*Task input*
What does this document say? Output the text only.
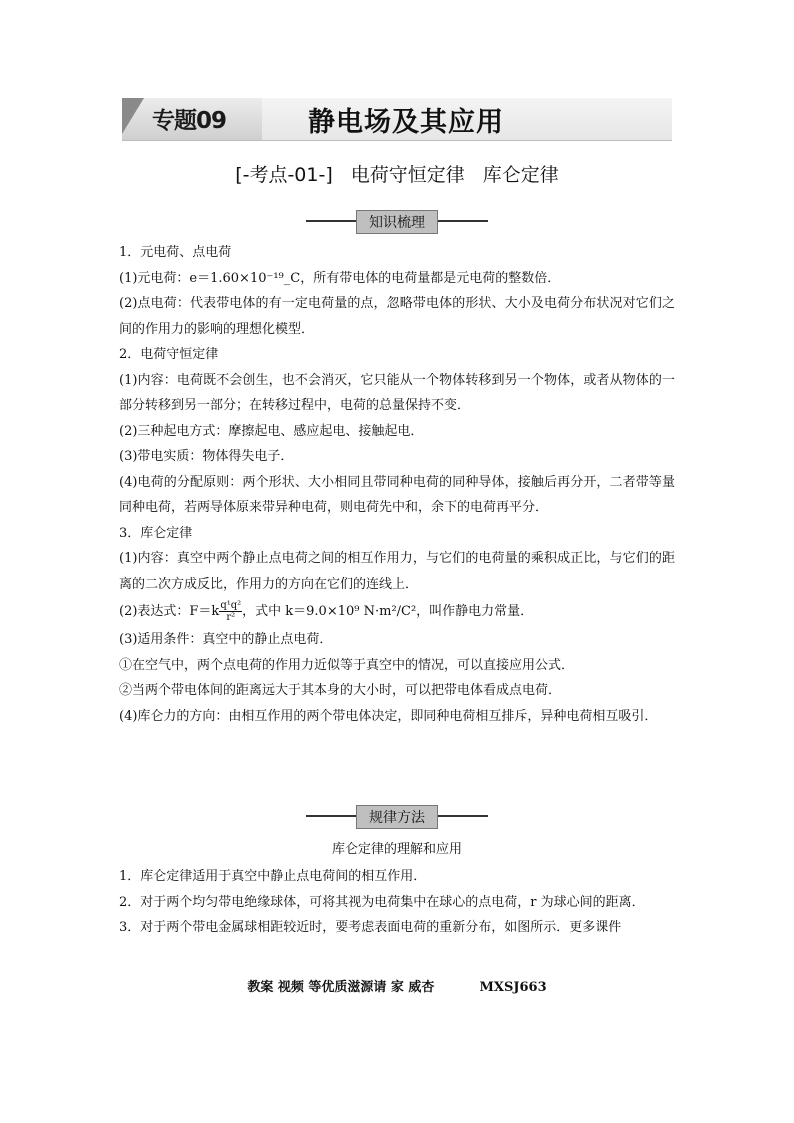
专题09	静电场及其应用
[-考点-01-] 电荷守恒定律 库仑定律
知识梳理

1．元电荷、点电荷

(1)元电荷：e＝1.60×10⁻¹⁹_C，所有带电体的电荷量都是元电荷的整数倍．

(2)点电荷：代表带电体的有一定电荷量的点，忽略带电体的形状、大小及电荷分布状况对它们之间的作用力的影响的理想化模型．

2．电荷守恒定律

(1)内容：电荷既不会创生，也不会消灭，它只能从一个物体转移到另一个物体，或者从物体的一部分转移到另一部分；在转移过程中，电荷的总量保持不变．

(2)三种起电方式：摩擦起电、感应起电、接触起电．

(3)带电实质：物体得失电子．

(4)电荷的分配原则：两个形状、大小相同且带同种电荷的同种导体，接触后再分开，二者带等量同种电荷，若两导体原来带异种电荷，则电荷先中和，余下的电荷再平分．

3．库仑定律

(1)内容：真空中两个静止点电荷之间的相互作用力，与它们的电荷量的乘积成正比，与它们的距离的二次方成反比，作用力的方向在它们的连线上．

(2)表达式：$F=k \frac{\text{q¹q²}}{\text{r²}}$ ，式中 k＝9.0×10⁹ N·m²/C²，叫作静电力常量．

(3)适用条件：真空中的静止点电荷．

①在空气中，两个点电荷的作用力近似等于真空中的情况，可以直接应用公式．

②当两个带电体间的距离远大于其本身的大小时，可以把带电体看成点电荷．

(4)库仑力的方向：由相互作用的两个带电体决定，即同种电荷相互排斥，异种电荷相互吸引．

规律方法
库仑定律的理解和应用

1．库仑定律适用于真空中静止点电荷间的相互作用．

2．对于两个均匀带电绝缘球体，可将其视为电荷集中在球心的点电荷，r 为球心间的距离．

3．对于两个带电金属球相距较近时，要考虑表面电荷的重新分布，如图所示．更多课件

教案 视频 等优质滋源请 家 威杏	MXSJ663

==

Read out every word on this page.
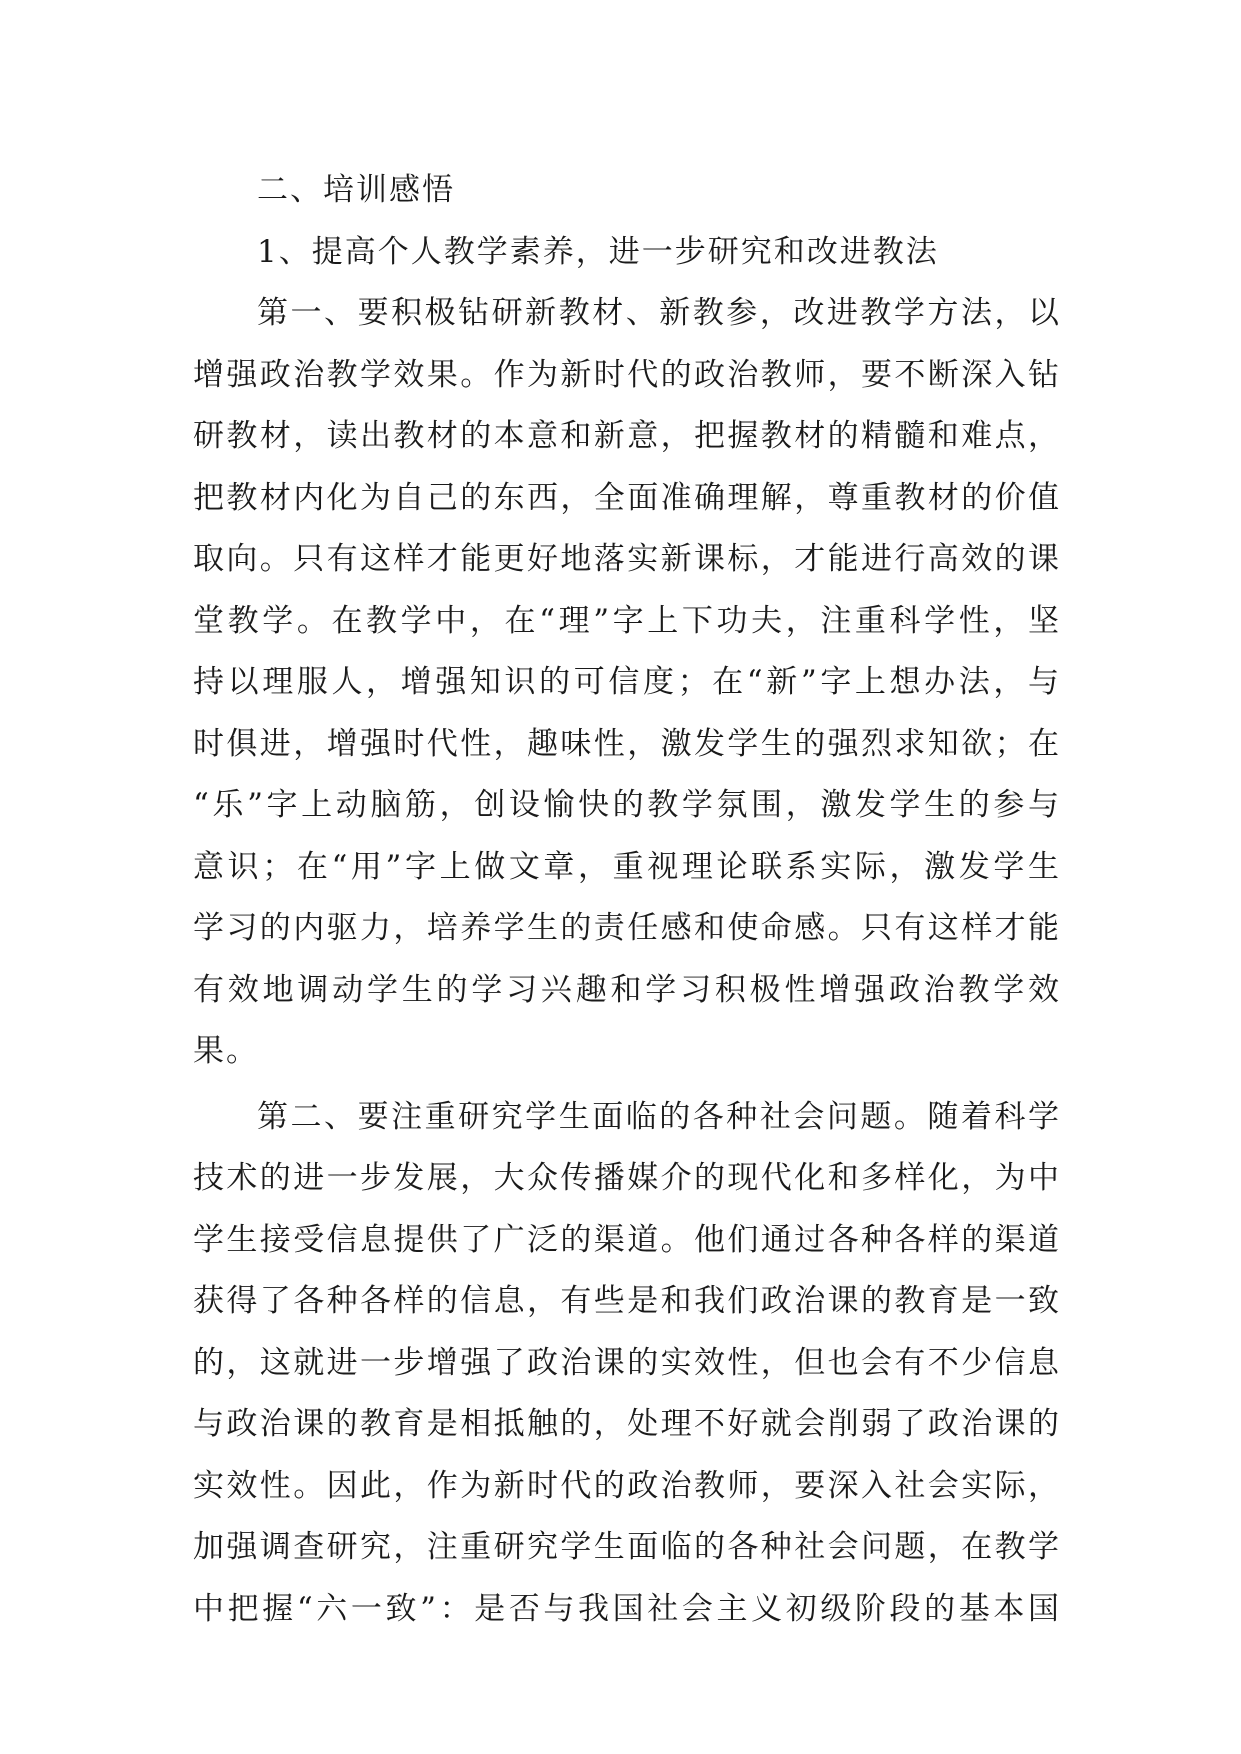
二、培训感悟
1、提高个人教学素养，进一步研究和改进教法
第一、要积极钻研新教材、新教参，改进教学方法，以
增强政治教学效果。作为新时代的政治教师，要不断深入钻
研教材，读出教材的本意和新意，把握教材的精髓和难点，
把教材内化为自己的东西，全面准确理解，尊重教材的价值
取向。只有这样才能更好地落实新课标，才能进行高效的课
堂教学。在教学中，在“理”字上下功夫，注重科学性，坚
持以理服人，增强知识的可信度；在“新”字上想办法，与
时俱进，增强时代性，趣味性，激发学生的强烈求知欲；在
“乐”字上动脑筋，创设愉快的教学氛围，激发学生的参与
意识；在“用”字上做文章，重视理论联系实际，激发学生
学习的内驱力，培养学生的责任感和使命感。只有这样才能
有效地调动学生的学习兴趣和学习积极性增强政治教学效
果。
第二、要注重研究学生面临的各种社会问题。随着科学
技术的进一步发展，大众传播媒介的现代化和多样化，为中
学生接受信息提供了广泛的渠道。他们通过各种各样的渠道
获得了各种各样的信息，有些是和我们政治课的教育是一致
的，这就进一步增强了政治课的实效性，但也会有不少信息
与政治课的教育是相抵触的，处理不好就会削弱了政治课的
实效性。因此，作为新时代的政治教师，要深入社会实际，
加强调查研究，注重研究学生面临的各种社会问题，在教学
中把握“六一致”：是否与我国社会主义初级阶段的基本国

*Challenge*
Extract each line from the entries above that contains the string "this".

*The solution*
What does this document say? Output the text only.
Read out every word on this page.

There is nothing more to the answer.